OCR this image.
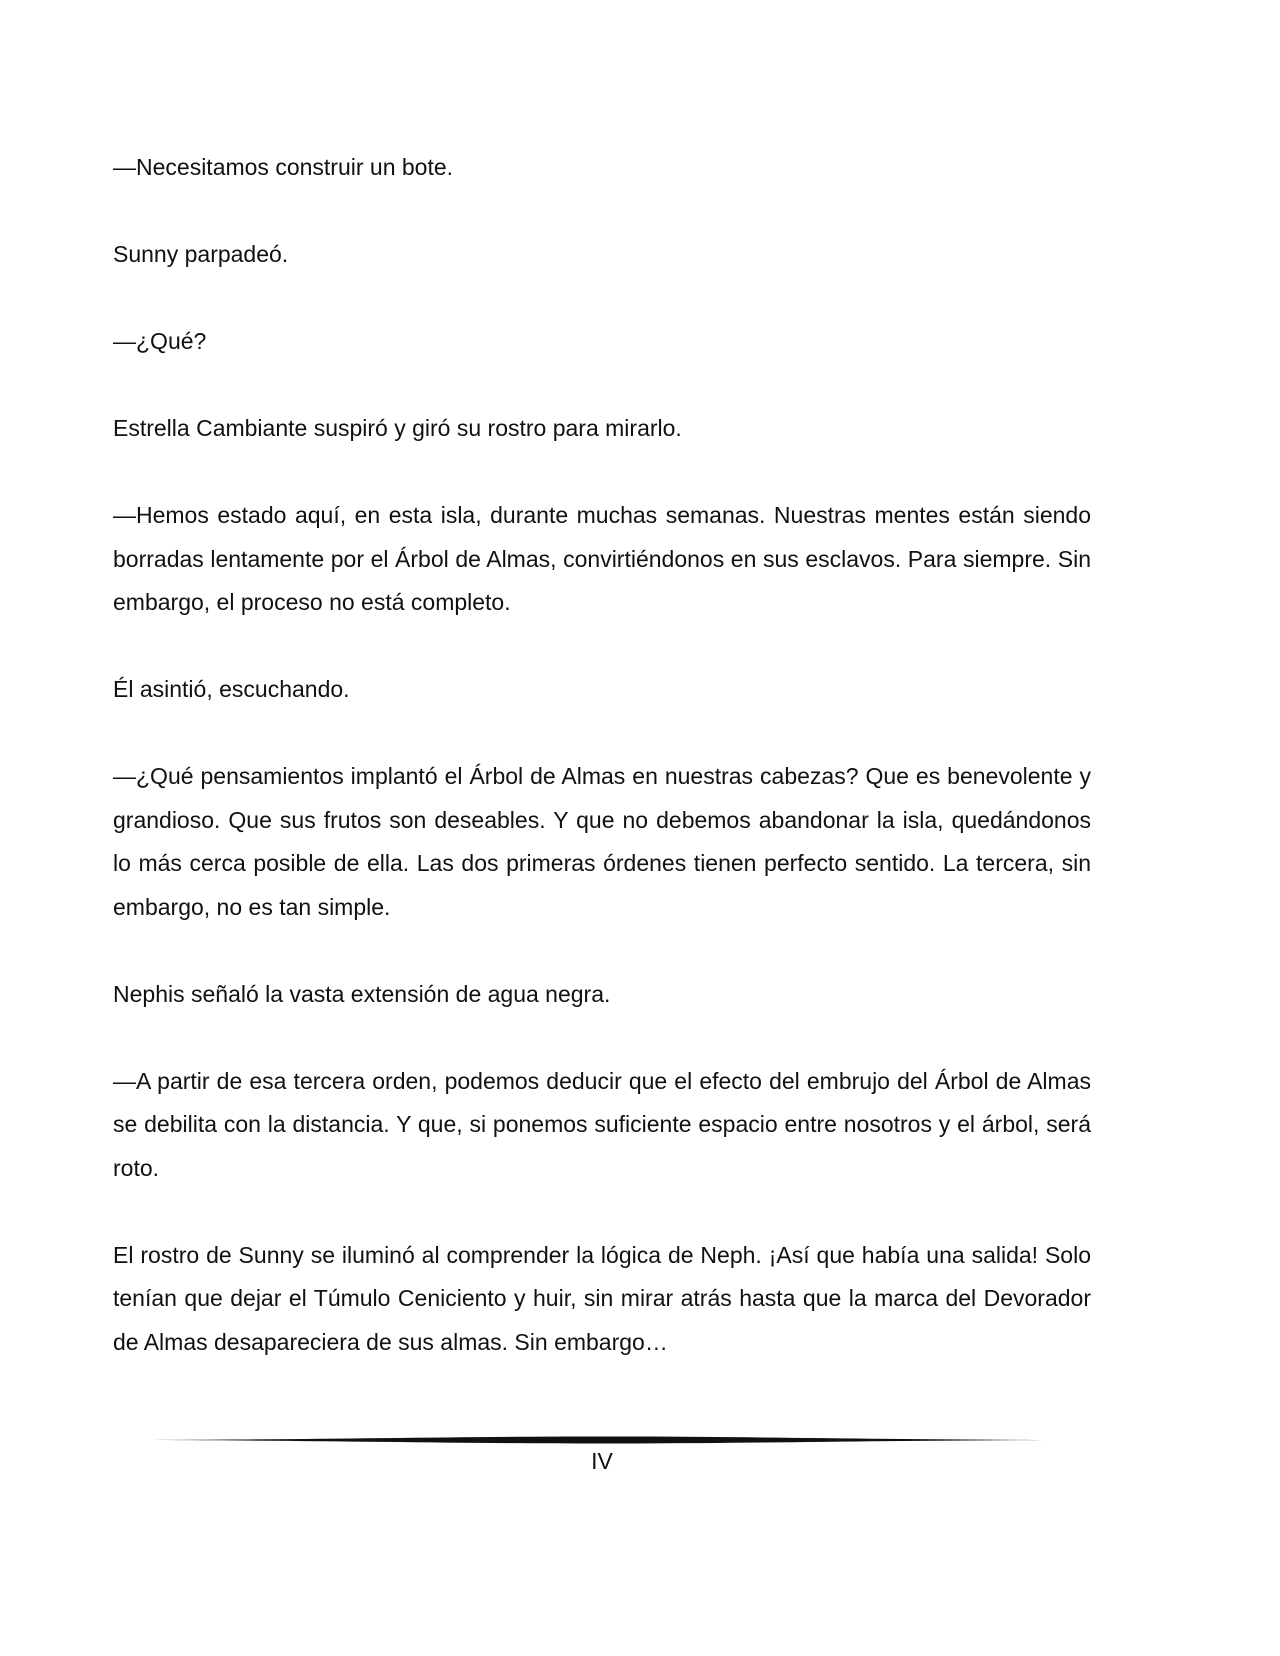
—Necesitamos construir un bote.

Sunny parpadeó.

—¿Qué?

Estrella Cambiante suspiró y giró su rostro para mirarlo.

—Hemos estado aquí, en esta isla, durante muchas semanas. Nuestras mentes están siendo borradas lentamente por el Árbol de Almas, convirtiéndonos en sus esclavos. Para siempre. Sin embargo, el proceso no está completo.

Él asintió, escuchando.

—¿Qué pensamientos implantó el Árbol de Almas en nuestras cabezas? Que es benevolente y grandioso. Que sus frutos son deseables. Y que no debemos abandonar la isla, quedándonos lo más cerca posible de ella. Las dos primeras órdenes tienen perfecto sentido. La tercera, sin embargo, no es tan simple.

Nephis señaló la vasta extensión de agua negra.

—A partir de esa tercera orden, podemos deducir que el efecto del embrujo del Árbol de Almas se debilita con la distancia. Y que, si ponemos suficiente espacio entre nosotros y el árbol, será roto.

El rostro de Sunny se iluminó al comprender la lógica de Neph. ¡Así que había una salida! Solo tenían que dejar el Túmulo Ceniciento y huir, sin mirar atrás hasta que la marca del Devorador de Almas desapareciera de sus almas. Sin embargo…

IV
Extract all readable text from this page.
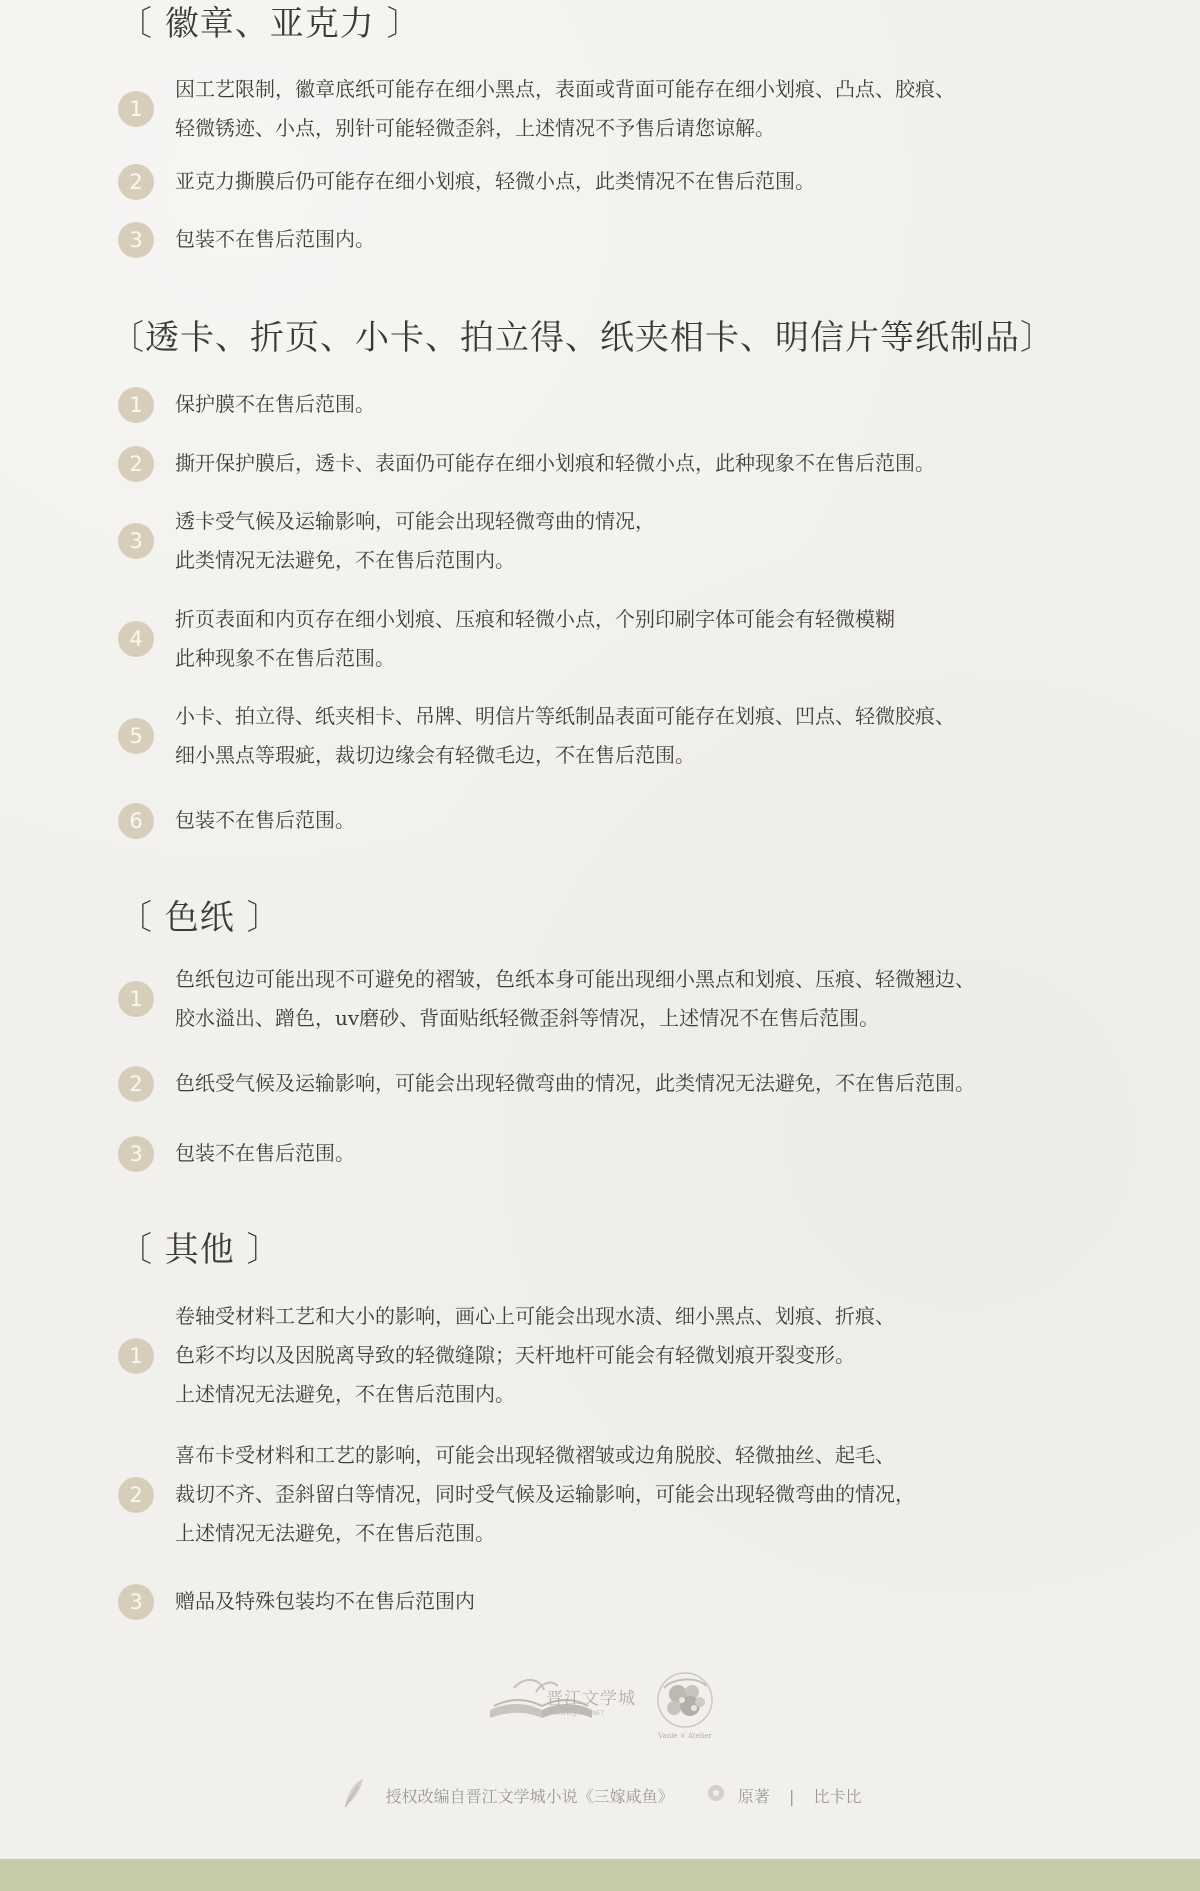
〔 徽章、亚克力 〕
1
因工艺限制，徽章底纸可能存在细小黑点，表面或背面可能存在细小划痕、凸点、胶痕、
轻微锈迹、小点，别针可能轻微歪斜，上述情况不予售后请您谅解。
2	亚克力撕膜后仍可能存在细小划痕，轻微小点，此类情况不在售后范围。
3	包装不在售后范围内。
〔透卡、折页、小卡、拍立得、纸夹相卡、明信片等纸制品〕
1	保护膜不在售后范围。
2	撕开保护膜后，透卡、表面仍可能存在细小划痕和轻微小点，此种现象不在售后范围。
3
透卡受气候及运输影响，可能会出现轻微弯曲的情况，
此类情况无法避免，不在售后范围内。
4
折页表面和内页存在细小划痕、压痕和轻微小点，个别印刷字体可能会有轻微模糊
此种现象不在售后范围。
5
小卡、拍立得、纸夹相卡、吊牌、明信片等纸制品表面可能存在划痕、凹点、轻微胶痕、
细小黑点等瑕疵，裁切边缘会有轻微毛边，不在售后范围。
6	包装不在售后范围。
〔 色纸 〕
1
色纸包边可能出现不可避免的褶皱，色纸本身可能出现细小黑点和划痕、压痕、轻微翘边、
胶水溢出、蹭色，uv磨砂、背面贴纸轻微歪斜等情况，上述情况不在售后范围。
2	色纸受气候及运输影响，可能会出现轻微弯曲的情况，此类情况无法避免，不在售后范围。
3	包装不在售后范围。
〔 其他 〕
1
卷轴受材料工艺和大小的影响，画心上可能会出现水渍、细小黑点、划痕、折痕、
色彩不均以及因脱离导致的轻微缝隙；天杆地杆可能会有轻微划痕开裂变形。
上述情况无法避免，不在售后范围内。
2
喜布卡受材料和工艺的影响，可能会出现轻微褶皱或边角脱胶、轻微抽丝、起毛、
裁切不齐、歪斜留白等情况，同时受气候及运输影响，可能会出现轻微弯曲的情况，
上述情况无法避免，不在售后范围。
3	赠品及特殊包装均不在售后范围内
晋江文学城
WWW.JJWXC.NET
Vanie × Atelier
授权改编自晋江文学城小说《三嫁咸鱼》	原著 | 比卡比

┄┄┄┄┄┄

* Do this *
Without the pictures, write out every entry precisely as it appears.

* Expected output *
OCR this image.
—Necesitamos construir un bote.

Sunny parpadeó.

—¿Qué?

Estrella Cambiante suspiró y giró su rostro para mirarlo.

—Hemos estado aquí, en esta isla, durante muchas semanas. Nuestras mentes están siendo borradas lentamente por el Árbol de Almas, convirtiéndonos en sus esclavos. Para siempre. Sin embargo, el proceso no está completo.

Él asintió, escuchando.

—¿Qué pensamientos implantó el Árbol de Almas en nuestras cabezas? Que es benevolente y grandioso. Que sus frutos son deseables. Y que no debemos abandonar la isla, quedándonos lo más cerca posible de ella. Las dos primeras órdenes tienen perfecto sentido. La tercera, sin embargo, no es tan simple.

Nephis señaló la vasta extensión de agua negra.

—A partir de esa tercera orden, podemos deducir que el efecto del embrujo del Árbol de Almas se debilita con la distancia. Y que, si ponemos suficiente espacio entre nosotros y el árbol, será roto.

El rostro de Sunny se iluminó al comprender la lógica de Neph. ¡Así que había una salida! Solo tenían que dejar el Túmulo Ceniciento y huir, sin mirar atrás hasta que la marca del Devorador de Almas desapareciera de sus almas. Sin embargo…

IV
Extract all readable text from this page.
〔 徽章、亚克力 〕
1
因工艺限制，徽章底纸可能存在细小黑点，表面或背面可能存在细小划痕、凸点、胶痕、
轻微锈迹、小点，别针可能轻微歪斜，上述情况不予售后请您谅解。
2	亚克力撕膜后仍可能存在细小划痕，轻微小点，此类情况不在售后范围。
3	包装不在售后范围内。
〔透卡、折页、小卡、拍立得、纸夹相卡、明信片等纸制品〕
1	保护膜不在售后范围。
2	撕开保护膜后，透卡、表面仍可能存在细小划痕和轻微小点，此种现象不在售后范围。
3
透卡受气候及运输影响，可能会出现轻微弯曲的情况，
此类情况无法避免，不在售后范围内。
4
折页表面和内页存在细小划痕、压痕和轻微小点，个别印刷字体可能会有轻微模糊
此种现象不在售后范围。
5
小卡、拍立得、纸夹相卡、吊牌、明信片等纸制品表面可能存在划痕、凹点、轻微胶痕、
细小黑点等瑕疵，裁切边缘会有轻微毛边，不在售后范围。
6	包装不在售后范围。
〔 色纸 〕
1
色纸包边可能出现不可避免的褶皱，色纸本身可能出现细小黑点和划痕、压痕、轻微翘边、
胶水溢出、蹭色，uv磨砂、背面贴纸轻微歪斜等情况，上述情况不在售后范围。
2	色纸受气候及运输影响，可能会出现轻微弯曲的情况，此类情况无法避免，不在售后范围。
3	包装不在售后范围。
〔 其他 〕
1
卷轴受材料工艺和大小的影响，画心上可能会出现水渍、细小黑点、划痕、折痕、
色彩不均以及因脱离导致的轻微缝隙；天杆地杆可能会有轻微划痕开裂变形。
上述情况无法避免，不在售后范围内。
2
喜布卡受材料和工艺的影响，可能会出现轻微褶皱或边角脱胶、轻微抽丝、起毛、
裁切不齐、歪斜留白等情况，同时受气候及运输影响，可能会出现轻微弯曲的情况，
上述情况无法避免，不在售后范围。
3	赠品及特殊包装均不在售后范围内
晋江文学城
WWW.JJWXC.NET
Vanie × Atelier
授权改编自晋江文学城小说《三嫁咸鱼》	原著 | 比卡比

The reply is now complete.